Task to complete = Every record below should be printed exactly as it appears.

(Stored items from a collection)
_ _ _ _ _ _ _

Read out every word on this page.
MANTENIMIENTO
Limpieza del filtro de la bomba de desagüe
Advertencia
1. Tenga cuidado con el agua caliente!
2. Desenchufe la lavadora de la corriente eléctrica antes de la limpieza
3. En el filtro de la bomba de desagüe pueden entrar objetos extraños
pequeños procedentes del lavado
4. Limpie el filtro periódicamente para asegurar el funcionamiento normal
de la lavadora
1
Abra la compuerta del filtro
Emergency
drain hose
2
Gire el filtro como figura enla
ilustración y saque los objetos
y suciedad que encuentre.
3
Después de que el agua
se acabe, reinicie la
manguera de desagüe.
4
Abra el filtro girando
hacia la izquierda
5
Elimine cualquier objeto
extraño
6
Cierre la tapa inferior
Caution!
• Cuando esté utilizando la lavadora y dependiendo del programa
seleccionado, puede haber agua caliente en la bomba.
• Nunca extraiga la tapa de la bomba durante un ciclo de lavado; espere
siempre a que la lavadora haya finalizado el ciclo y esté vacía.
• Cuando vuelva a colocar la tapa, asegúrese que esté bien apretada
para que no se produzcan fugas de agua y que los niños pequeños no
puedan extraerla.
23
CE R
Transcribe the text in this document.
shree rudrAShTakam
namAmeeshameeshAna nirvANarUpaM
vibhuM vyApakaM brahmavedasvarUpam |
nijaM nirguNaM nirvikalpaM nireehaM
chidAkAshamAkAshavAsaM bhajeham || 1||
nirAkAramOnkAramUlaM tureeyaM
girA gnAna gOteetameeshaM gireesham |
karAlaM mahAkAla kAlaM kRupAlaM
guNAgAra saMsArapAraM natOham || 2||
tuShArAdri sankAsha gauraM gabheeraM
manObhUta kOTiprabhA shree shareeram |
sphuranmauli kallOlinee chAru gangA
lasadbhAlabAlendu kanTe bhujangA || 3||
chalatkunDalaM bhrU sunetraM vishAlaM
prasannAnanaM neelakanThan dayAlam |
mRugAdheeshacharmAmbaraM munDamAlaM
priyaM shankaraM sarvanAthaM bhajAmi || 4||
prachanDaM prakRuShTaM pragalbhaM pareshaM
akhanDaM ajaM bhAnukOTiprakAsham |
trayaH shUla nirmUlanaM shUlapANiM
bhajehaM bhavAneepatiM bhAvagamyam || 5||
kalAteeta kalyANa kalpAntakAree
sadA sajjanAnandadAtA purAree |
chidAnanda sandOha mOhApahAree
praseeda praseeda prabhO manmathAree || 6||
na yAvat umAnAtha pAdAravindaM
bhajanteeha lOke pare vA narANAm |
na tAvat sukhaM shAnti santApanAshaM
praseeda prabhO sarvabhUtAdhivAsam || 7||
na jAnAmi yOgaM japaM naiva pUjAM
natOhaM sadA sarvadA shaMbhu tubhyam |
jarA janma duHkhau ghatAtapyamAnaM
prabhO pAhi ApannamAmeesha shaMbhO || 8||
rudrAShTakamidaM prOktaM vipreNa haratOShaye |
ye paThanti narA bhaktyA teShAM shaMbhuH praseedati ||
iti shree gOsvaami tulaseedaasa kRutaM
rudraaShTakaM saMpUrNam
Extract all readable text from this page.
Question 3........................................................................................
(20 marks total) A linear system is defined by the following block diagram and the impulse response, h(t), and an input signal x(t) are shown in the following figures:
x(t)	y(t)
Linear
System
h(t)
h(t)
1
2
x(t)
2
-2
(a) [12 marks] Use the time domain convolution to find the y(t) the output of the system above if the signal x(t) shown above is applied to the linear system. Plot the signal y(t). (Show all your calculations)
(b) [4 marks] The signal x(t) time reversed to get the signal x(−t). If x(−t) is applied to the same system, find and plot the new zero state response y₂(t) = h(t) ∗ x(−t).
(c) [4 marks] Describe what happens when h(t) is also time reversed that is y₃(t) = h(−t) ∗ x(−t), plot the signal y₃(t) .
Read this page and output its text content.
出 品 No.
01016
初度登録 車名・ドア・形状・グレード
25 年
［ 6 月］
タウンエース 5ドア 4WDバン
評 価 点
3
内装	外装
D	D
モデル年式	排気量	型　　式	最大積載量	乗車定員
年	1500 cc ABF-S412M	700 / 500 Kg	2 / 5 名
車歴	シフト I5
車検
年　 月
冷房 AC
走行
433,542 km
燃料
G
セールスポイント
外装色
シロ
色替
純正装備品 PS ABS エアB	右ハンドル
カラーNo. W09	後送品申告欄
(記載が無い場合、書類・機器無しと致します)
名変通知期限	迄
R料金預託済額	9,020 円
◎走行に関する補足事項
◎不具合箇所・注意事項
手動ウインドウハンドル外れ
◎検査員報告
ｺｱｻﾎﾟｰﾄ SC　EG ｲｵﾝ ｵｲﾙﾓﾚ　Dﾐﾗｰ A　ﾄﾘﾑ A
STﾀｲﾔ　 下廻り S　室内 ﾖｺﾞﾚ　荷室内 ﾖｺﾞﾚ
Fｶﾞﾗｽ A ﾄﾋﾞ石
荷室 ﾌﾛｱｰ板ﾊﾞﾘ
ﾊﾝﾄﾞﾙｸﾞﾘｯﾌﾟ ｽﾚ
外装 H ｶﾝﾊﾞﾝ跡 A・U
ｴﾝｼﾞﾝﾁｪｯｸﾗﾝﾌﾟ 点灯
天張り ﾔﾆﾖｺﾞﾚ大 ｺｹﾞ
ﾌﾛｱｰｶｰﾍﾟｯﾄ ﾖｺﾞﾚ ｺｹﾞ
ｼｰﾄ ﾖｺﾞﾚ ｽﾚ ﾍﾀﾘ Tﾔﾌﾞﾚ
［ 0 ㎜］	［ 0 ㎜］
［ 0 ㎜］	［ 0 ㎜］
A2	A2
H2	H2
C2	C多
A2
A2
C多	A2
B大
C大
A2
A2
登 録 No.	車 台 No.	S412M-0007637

_ _ _ _ _ _ _

Response =
Read out every word on this page.
MANTENIMIENTO
Limpieza del filtro de la bomba de desagüe
Advertencia
1. Tenga cuidado con el agua caliente!
2. Desenchufe la lavadora de la corriente eléctrica antes de la limpieza
3. En el filtro de la bomba de desagüe pueden entrar objetos extraños
pequeños procedentes del lavado
4. Limpie el filtro periódicamente para asegurar el funcionamiento normal
de la lavadora
1
Abra la compuerta del filtro
Emergency
drain hose
2
Gire el filtro como figura enla
ilustración y saque los objetos
y suciedad que encuentre.
3
Después de que el agua
se acabe, reinicie la
manguera de desagüe.
4
Abra el filtro girando
hacia la izquierda
5
Elimine cualquier objeto
extraño
6
Cierre la tapa inferior
Caution!
• Cuando esté utilizando la lavadora y dependiendo del programa
seleccionado, puede haber agua caliente en la bomba.
• Nunca extraiga la tapa de la bomba durante un ciclo de lavado; espere
siempre a que la lavadora haya finalizado el ciclo y esté vacía.
• Cuando vuelva a colocar la tapa, asegúrese que esté bien apretada
para que no se produzcan fugas de agua y que los niños pequeños no
puedan extraerla.
23
CE R
Transcribe the text in this document.
shree rudrAShTakam
namAmeeshameeshAna nirvANarUpaM
vibhuM vyApakaM brahmavedasvarUpam |
nijaM nirguNaM nirvikalpaM nireehaM
chidAkAshamAkAshavAsaM bhajeham || 1||
nirAkAramOnkAramUlaM tureeyaM
girA gnAna gOteetameeshaM gireesham |
karAlaM mahAkAla kAlaM kRupAlaM
guNAgAra saMsArapAraM natOham || 2||
tuShArAdri sankAsha gauraM gabheeraM
manObhUta kOTiprabhA shree shareeram |
sphuranmauli kallOlinee chAru gangA
lasadbhAlabAlendu kanTe bhujangA || 3||
chalatkunDalaM bhrU sunetraM vishAlaM
prasannAnanaM neelakanThan dayAlam |
mRugAdheeshacharmAmbaraM munDamAlaM
priyaM shankaraM sarvanAthaM bhajAmi || 4||
prachanDaM prakRuShTaM pragalbhaM pareshaM
akhanDaM ajaM bhAnukOTiprakAsham |
trayaH shUla nirmUlanaM shUlapANiM
bhajehaM bhavAneepatiM bhAvagamyam || 5||
kalAteeta kalyANa kalpAntakAree
sadA sajjanAnandadAtA purAree |
chidAnanda sandOha mOhApahAree
praseeda praseeda prabhO manmathAree || 6||
na yAvat umAnAtha pAdAravindaM
bhajanteeha lOke pare vA narANAm |
na tAvat sukhaM shAnti santApanAshaM
praseeda prabhO sarvabhUtAdhivAsam || 7||
na jAnAmi yOgaM japaM naiva pUjAM
natOhaM sadA sarvadA shaMbhu tubhyam |
jarA janma duHkhau ghatAtapyamAnaM
prabhO pAhi ApannamAmeesha shaMbhO || 8||
rudrAShTakamidaM prOktaM vipreNa haratOShaye |
ye paThanti narA bhaktyA teShAM shaMbhuH praseedati ||
iti shree gOsvaami tulaseedaasa kRutaM
rudraaShTakaM saMpUrNam
Extract all readable text from this page.
Question 3........................................................................................
(20 marks total) A linear system is defined by the following block diagram and the impulse response, h(t), and an input signal x(t) are shown in the following figures:
x(t)	y(t)
Linear
System
h(t)
h(t)
1
2
x(t)
2
-2
(a) [12 marks] Use the time domain convolution to find the y(t) the output of the system above if the signal x(t) shown above is applied to the linear system. Plot the signal y(t). (Show all your calculations)
(b) [4 marks] The signal x(t) time reversed to get the signal x(−t). If x(−t) is applied to the same system, find and plot the new zero state response y₂(t) = h(t) ∗ x(−t).
(c) [4 marks] Describe what happens when h(t) is also time reversed that is y₃(t) = h(−t) ∗ x(−t), plot the signal y₃(t) .
Read this page and output its text content.
出 品 No.
01016
初度登録 車名・ドア・形状・グレード
25 年
［ 6 月］
タウンエース 5ドア 4WDバン
評 価 点
3
内装	外装
D	D
モデル年式	排気量	型　　式	最大積載量	乗車定員
年	1500 cc ABF-S412M	700 / 500 Kg	2 / 5 名
車歴	シフト I5
車検
年　 月
冷房 AC
走行
433,542 km
燃料
G
セールスポイント
外装色
シロ
色替
純正装備品 PS ABS エアB	右ハンドル
カラーNo. W09	後送品申告欄
(記載が無い場合、書類・機器無しと致します)
名変通知期限	迄
R料金預託済額	9,020 円
◎走行に関する補足事項
◎不具合箇所・注意事項
手動ウインドウハンドル外れ
◎検査員報告
ｺｱｻﾎﾟｰﾄ SC　EG ｲｵﾝ ｵｲﾙﾓﾚ　Dﾐﾗｰ A　ﾄﾘﾑ A
STﾀｲﾔ　 下廻り S　室内 ﾖｺﾞﾚ　荷室内 ﾖｺﾞﾚ
Fｶﾞﾗｽ A ﾄﾋﾞ石
荷室 ﾌﾛｱｰ板ﾊﾞﾘ
ﾊﾝﾄﾞﾙｸﾞﾘｯﾌﾟ ｽﾚ
外装 H ｶﾝﾊﾞﾝ跡 A・U
ｴﾝｼﾞﾝﾁｪｯｸﾗﾝﾌﾟ 点灯
天張り ﾔﾆﾖｺﾞﾚ大 ｺｹﾞ
ﾌﾛｱｰｶｰﾍﾟｯﾄ ﾖｺﾞﾚ ｺｹﾞ
ｼｰﾄ ﾖｺﾞﾚ ｽﾚ ﾍﾀﾘ Tﾔﾌﾞﾚ
［ 0 ㎜］	［ 0 ㎜］
［ 0 ㎜］	［ 0 ㎜］
A2	A2
H2	H2
C2	C多
A2
A2
C多	A2
B大
C大
A2
A2
登 録 No.	車 台 No.	S412M-0007637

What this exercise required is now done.